• **Your task**
Retype the material in full, keeping every word the same.

• **The data**
○ ○ ○ ○

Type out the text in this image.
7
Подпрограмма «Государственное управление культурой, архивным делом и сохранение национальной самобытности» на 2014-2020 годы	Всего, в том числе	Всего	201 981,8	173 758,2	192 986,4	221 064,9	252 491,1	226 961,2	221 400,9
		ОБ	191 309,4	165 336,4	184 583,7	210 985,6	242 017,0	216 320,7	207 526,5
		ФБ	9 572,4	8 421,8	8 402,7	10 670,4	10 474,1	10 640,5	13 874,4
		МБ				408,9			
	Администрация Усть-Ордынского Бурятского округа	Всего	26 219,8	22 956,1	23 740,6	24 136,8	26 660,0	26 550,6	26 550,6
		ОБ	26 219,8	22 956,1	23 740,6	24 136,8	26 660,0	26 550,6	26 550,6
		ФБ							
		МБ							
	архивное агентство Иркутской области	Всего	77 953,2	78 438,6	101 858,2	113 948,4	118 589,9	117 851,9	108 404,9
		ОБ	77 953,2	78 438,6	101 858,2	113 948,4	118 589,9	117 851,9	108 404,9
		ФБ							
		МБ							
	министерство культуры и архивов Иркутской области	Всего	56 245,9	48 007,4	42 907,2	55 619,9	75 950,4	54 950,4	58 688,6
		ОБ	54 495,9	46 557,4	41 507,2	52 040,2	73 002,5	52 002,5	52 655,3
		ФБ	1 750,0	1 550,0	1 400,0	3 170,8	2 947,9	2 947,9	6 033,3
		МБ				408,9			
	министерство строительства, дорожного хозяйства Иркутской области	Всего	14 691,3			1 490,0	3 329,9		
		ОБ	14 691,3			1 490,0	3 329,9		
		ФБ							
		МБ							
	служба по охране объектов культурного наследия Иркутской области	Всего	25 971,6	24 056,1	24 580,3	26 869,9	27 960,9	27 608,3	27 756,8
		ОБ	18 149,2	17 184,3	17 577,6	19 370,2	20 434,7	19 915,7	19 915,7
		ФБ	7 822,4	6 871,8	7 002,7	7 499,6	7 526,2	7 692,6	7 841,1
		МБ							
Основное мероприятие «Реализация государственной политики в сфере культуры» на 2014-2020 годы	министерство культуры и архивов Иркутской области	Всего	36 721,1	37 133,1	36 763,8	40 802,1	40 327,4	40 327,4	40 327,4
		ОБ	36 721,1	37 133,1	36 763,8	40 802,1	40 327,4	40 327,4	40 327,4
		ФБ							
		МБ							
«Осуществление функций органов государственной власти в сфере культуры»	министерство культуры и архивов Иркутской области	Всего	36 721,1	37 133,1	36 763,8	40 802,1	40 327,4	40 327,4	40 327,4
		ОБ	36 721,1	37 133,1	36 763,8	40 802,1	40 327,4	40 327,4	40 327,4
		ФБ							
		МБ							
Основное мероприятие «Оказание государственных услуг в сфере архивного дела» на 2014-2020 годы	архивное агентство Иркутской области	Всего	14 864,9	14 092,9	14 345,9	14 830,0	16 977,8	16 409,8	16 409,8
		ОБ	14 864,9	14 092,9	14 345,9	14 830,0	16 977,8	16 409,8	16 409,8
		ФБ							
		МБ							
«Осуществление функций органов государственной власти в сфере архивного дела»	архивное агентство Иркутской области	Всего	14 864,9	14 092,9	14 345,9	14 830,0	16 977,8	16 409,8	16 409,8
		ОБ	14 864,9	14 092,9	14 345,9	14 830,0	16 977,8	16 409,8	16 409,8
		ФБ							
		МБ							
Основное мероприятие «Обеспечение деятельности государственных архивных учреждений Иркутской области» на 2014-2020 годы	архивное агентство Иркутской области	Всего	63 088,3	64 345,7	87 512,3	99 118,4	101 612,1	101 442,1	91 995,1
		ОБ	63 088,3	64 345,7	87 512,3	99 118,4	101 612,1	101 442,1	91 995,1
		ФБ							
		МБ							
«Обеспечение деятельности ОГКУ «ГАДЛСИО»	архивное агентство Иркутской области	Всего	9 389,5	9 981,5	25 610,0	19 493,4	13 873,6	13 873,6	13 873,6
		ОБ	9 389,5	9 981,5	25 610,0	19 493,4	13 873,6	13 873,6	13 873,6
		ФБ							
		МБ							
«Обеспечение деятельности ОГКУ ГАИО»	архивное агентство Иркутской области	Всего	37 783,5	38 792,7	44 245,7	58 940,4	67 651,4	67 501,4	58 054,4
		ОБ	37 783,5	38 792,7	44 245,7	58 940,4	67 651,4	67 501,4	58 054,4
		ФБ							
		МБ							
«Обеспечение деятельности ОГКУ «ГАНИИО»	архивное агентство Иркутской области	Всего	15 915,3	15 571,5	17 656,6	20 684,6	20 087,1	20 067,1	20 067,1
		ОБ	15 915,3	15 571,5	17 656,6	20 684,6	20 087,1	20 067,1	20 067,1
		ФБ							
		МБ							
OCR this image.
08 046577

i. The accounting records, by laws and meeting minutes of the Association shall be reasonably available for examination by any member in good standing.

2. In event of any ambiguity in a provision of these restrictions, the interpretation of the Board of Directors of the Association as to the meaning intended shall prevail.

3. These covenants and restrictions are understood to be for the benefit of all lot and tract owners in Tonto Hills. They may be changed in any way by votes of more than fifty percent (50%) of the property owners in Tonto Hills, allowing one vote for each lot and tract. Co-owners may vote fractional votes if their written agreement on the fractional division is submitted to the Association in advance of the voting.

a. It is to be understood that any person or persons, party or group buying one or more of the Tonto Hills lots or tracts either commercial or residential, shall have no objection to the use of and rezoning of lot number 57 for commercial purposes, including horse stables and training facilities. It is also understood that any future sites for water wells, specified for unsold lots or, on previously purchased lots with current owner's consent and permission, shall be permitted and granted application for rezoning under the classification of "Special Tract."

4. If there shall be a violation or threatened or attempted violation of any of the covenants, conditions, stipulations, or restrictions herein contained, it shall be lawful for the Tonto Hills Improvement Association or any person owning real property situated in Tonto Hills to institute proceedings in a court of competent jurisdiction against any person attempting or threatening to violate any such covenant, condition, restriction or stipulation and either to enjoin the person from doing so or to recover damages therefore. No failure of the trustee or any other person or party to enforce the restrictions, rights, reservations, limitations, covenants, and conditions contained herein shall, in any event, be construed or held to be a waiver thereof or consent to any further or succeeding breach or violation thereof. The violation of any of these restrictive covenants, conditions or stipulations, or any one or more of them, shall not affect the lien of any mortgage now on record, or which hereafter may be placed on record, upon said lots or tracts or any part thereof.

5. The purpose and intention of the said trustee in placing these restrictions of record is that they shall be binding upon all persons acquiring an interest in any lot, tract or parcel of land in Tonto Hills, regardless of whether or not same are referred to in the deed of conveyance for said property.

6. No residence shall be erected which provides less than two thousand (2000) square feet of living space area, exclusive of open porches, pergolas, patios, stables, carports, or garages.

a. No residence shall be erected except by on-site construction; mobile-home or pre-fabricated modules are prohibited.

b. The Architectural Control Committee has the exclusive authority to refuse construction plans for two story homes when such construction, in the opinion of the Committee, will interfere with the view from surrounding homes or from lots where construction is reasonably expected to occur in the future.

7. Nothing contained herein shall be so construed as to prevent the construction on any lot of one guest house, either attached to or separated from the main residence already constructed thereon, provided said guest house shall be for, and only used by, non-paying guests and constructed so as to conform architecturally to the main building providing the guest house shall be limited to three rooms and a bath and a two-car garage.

○ ○ ○ ○

• **Solution below**
Type out the text in this image.
7
Подпрограмма «Государственное управление культурой, архивным делом и сохранение национальной самобытности» на 2014-2020 годы	Всего, в том числе	Всего	201 981,8	173 758,2	192 986,4	221 064,9	252 491,1	226 961,2	221 400,9
		ОБ	191 309,4	165 336,4	184 583,7	210 985,6	242 017,0	216 320,7	207 526,5
		ФБ	9 572,4	8 421,8	8 402,7	10 670,4	10 474,1	10 640,5	13 874,4
		МБ				408,9			
	Администрация Усть-Ордынского Бурятского округа	Всего	26 219,8	22 956,1	23 740,6	24 136,8	26 660,0	26 550,6	26 550,6
		ОБ	26 219,8	22 956,1	23 740,6	24 136,8	26 660,0	26 550,6	26 550,6
		ФБ							
		МБ							
	архивное агентство Иркутской области	Всего	77 953,2	78 438,6	101 858,2	113 948,4	118 589,9	117 851,9	108 404,9
		ОБ	77 953,2	78 438,6	101 858,2	113 948,4	118 589,9	117 851,9	108 404,9
		ФБ							
		МБ							
	министерство культуры и архивов Иркутской области	Всего	56 245,9	48 007,4	42 907,2	55 619,9	75 950,4	54 950,4	58 688,6
		ОБ	54 495,9	46 557,4	41 507,2	52 040,2	73 002,5	52 002,5	52 655,3
		ФБ	1 750,0	1 550,0	1 400,0	3 170,8	2 947,9	2 947,9	6 033,3
		МБ				408,9			
	министерство строительства, дорожного хозяйства Иркутской области	Всего	14 691,3			1 490,0	3 329,9		
		ОБ	14 691,3			1 490,0	3 329,9		
		ФБ							
		МБ							
	служба по охране объектов культурного наследия Иркутской области	Всего	25 971,6	24 056,1	24 580,3	26 869,9	27 960,9	27 608,3	27 756,8
		ОБ	18 149,2	17 184,3	17 577,6	19 370,2	20 434,7	19 915,7	19 915,7
		ФБ	7 822,4	6 871,8	7 002,7	7 499,6	7 526,2	7 692,6	7 841,1
		МБ							
Основное мероприятие «Реализация государственной политики в сфере культуры» на 2014-2020 годы	министерство культуры и архивов Иркутской области	Всего	36 721,1	37 133,1	36 763,8	40 802,1	40 327,4	40 327,4	40 327,4
		ОБ	36 721,1	37 133,1	36 763,8	40 802,1	40 327,4	40 327,4	40 327,4
		ФБ							
		МБ							
«Осуществление функций органов государственной власти в сфере культуры»	министерство культуры и архивов Иркутской области	Всего	36 721,1	37 133,1	36 763,8	40 802,1	40 327,4	40 327,4	40 327,4
		ОБ	36 721,1	37 133,1	36 763,8	40 802,1	40 327,4	40 327,4	40 327,4
		ФБ							
		МБ							
Основное мероприятие «Оказание государственных услуг в сфере архивного дела» на 2014-2020 годы	архивное агентство Иркутской области	Всего	14 864,9	14 092,9	14 345,9	14 830,0	16 977,8	16 409,8	16 409,8
		ОБ	14 864,9	14 092,9	14 345,9	14 830,0	16 977,8	16 409,8	16 409,8
		ФБ							
		МБ							
«Осуществление функций органов государственной власти в сфере архивного дела»	архивное агентство Иркутской области	Всего	14 864,9	14 092,9	14 345,9	14 830,0	16 977,8	16 409,8	16 409,8
		ОБ	14 864,9	14 092,9	14 345,9	14 830,0	16 977,8	16 409,8	16 409,8
		ФБ							
		МБ							
Основное мероприятие «Обеспечение деятельности государственных архивных учреждений Иркутской области» на 2014-2020 годы	архивное агентство Иркутской области	Всего	63 088,3	64 345,7	87 512,3	99 118,4	101 612,1	101 442,1	91 995,1
		ОБ	63 088,3	64 345,7	87 512,3	99 118,4	101 612,1	101 442,1	91 995,1
		ФБ							
		МБ							
«Обеспечение деятельности ОГКУ «ГАДЛСИО»	архивное агентство Иркутской области	Всего	9 389,5	9 981,5	25 610,0	19 493,4	13 873,6	13 873,6	13 873,6
		ОБ	9 389,5	9 981,5	25 610,0	19 493,4	13 873,6	13 873,6	13 873,6
		ФБ							
		МБ							
«Обеспечение деятельности ОГКУ ГАИО»	архивное агентство Иркутской области	Всего	37 783,5	38 792,7	44 245,7	58 940,4	67 651,4	67 501,4	58 054,4
		ОБ	37 783,5	38 792,7	44 245,7	58 940,4	67 651,4	67 501,4	58 054,4
		ФБ							
		МБ							
«Обеспечение деятельности ОГКУ «ГАНИИО»	архивное агентство Иркутской области	Всего	15 915,3	15 571,5	17 656,6	20 684,6	20 087,1	20 067,1	20 067,1
		ОБ	15 915,3	15 571,5	17 656,6	20 684,6	20 087,1	20 067,1	20 067,1
		ФБ							
		МБ							
OCR this image.
08 046577

i. The accounting records, by laws and meeting minutes of the Association shall be reasonably available for examination by any member in good standing.

2. In event of any ambiguity in a provision of these restrictions, the interpretation of the Board of Directors of the Association as to the meaning intended shall prevail.

3. These covenants and restrictions are understood to be for the benefit of all lot and tract owners in Tonto Hills. They may be changed in any way by votes of more than fifty percent (50%) of the property owners in Tonto Hills, allowing one vote for each lot and tract. Co-owners may vote fractional votes if their written agreement on the fractional division is submitted to the Association in advance of the voting.

a. It is to be understood that any person or persons, party or group buying one or more of the Tonto Hills lots or tracts either commercial or residential, shall have no objection to the use of and rezoning of lot number 57 for commercial purposes, including horse stables and training facilities. It is also understood that any future sites for water wells, specified for unsold lots or, on previously purchased lots with current owner's consent and permission, shall be permitted and granted application for rezoning under the classification of "Special Tract."

4. If there shall be a violation or threatened or attempted violation of any of the covenants, conditions, stipulations, or restrictions herein contained, it shall be lawful for the Tonto Hills Improvement Association or any person owning real property situated in Tonto Hills to institute proceedings in a court of competent jurisdiction against any person attempting or threatening to violate any such covenant, condition, restriction or stipulation and either to enjoin the person from doing so or to recover damages therefore. No failure of the trustee or any other person or party to enforce the restrictions, rights, reservations, limitations, covenants, and conditions contained herein shall, in any event, be construed or held to be a waiver thereof or consent to any further or succeeding breach or violation thereof. The violation of any of these restrictive covenants, conditions or stipulations, or any one or more of them, shall not affect the lien of any mortgage now on record, or which hereafter may be placed on record, upon said lots or tracts or any part thereof.

5. The purpose and intention of the said trustee in placing these restrictions of record is that they shall be binding upon all persons acquiring an interest in any lot, tract or parcel of land in Tonto Hills, regardless of whether or not same are referred to in the deed of conveyance for said property.

6. No residence shall be erected which provides less than two thousand (2000) square feet of living space area, exclusive of open porches, pergolas, patios, stables, carports, or garages.

a. No residence shall be erected except by on-site construction; mobile-home or pre-fabricated modules are prohibited.

b. The Architectural Control Committee has the exclusive authority to refuse construction plans for two story homes when such construction, in the opinion of the Committee, will interfere with the view from surrounding homes or from lots where construction is reasonably expected to occur in the future.

7. Nothing contained herein shall be so construed as to prevent the construction on any lot of one guest house, either attached to or separated from the main residence already constructed thereon, provided said guest house shall be for, and only used by, non-paying guests and constructed so as to conform architecturally to the main building providing the guest house shall be limited to three rooms and a bath and a two-car garage.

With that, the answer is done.